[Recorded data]
-- Begin --
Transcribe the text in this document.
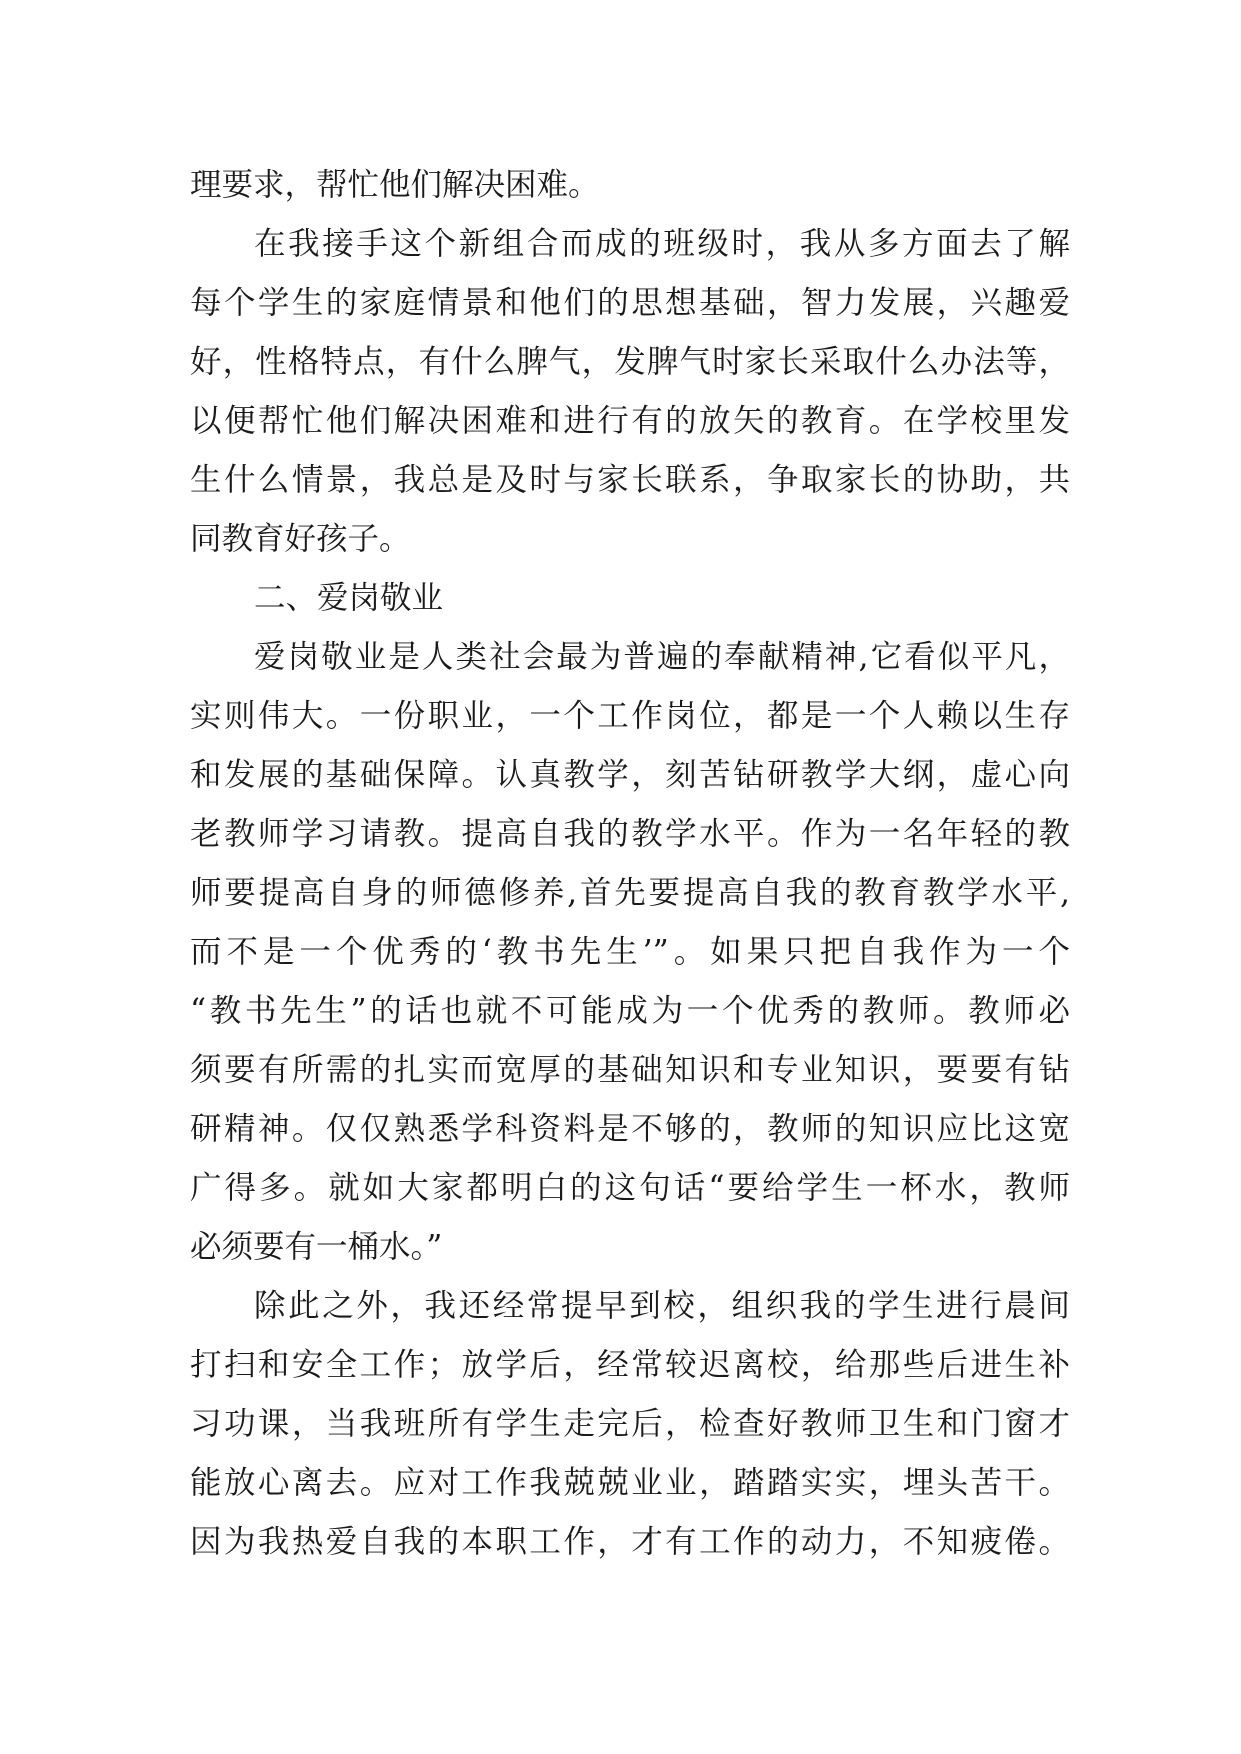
理要求，帮忙他们解决困难。
在我接手这个新组合而成的班级时，我从多方面去了解
每个学生的家庭情景和他们的思想基础，智力发展，兴趣爱
好，性格特点，有什么脾气，发脾气时家长采取什么办法等，
以便帮忙他们解决困难和进行有的放矢的教育。在学校里发
生什么情景，我总是及时与家长联系，争取家长的协助，共
同教育好孩子。
二、爱岗敬业
爱岗敬业是人类社会最为普遍的奉献精神,它看似平凡，
实则伟大。一份职业，一个工作岗位，都是一个人赖以生存
和发展的基础保障。认真教学，刻苦钻研教学大纲，虚心向
老教师学习请教。提高自我的教学水平。作为一名年轻的教
师要提高自身的师德修养,首先要提高自我的教育教学水平,
而不是一个优秀的‘教书先生’”。如果只把自我作为一个
“教书先生”的话也就不可能成为一个优秀的教师。教师必
须要有所需的扎实而宽厚的基础知识和专业知识，要要有钻
研精神。仅仅熟悉学科资料是不够的，教师的知识应比这宽
广得多。就如大家都明白的这句话“要给学生一杯水，教师
必须要有一桶水。”
除此之外，我还经常提早到校，组织我的学生进行晨间
打扫和安全工作；放学后，经常较迟离校，给那些后进生补
习功课，当我班所有学生走完后，检查好教师卫生和门窗才
能放心离去。应对工作我兢兢业业，踏踏实实，埋头苦干。
因为我热爱自我的本职工作，才有工作的动力，不知疲倦。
-- End --
Work required: Every entry must be transcribed exactly. Pictures do not belong in the copy.

Complete response:
Transcribe the text in this document.
理要求，帮忙他们解决困难。
在我接手这个新组合而成的班级时，我从多方面去了解
每个学生的家庭情景和他们的思想基础，智力发展，兴趣爱
好，性格特点，有什么脾气，发脾气时家长采取什么办法等，
以便帮忙他们解决困难和进行有的放矢的教育。在学校里发
生什么情景，我总是及时与家长联系，争取家长的协助，共
同教育好孩子。
二、爱岗敬业
爱岗敬业是人类社会最为普遍的奉献精神,它看似平凡，
实则伟大。一份职业，一个工作岗位，都是一个人赖以生存
和发展的基础保障。认真教学，刻苦钻研教学大纲，虚心向
老教师学习请教。提高自我的教学水平。作为一名年轻的教
师要提高自身的师德修养,首先要提高自我的教育教学水平,
而不是一个优秀的‘教书先生’”。如果只把自我作为一个
“教书先生”的话也就不可能成为一个优秀的教师。教师必
须要有所需的扎实而宽厚的基础知识和专业知识，要要有钻
研精神。仅仅熟悉学科资料是不够的，教师的知识应比这宽
广得多。就如大家都明白的这句话“要给学生一杯水，教师
必须要有一桶水。”
除此之外，我还经常提早到校，组织我的学生进行晨间
打扫和安全工作；放学后，经常较迟离校，给那些后进生补
习功课，当我班所有学生走完后，检查好教师卫生和门窗才
能放心离去。应对工作我兢兢业业，踏踏实实，埋头苦干。
因为我热爱自我的本职工作，才有工作的动力，不知疲倦。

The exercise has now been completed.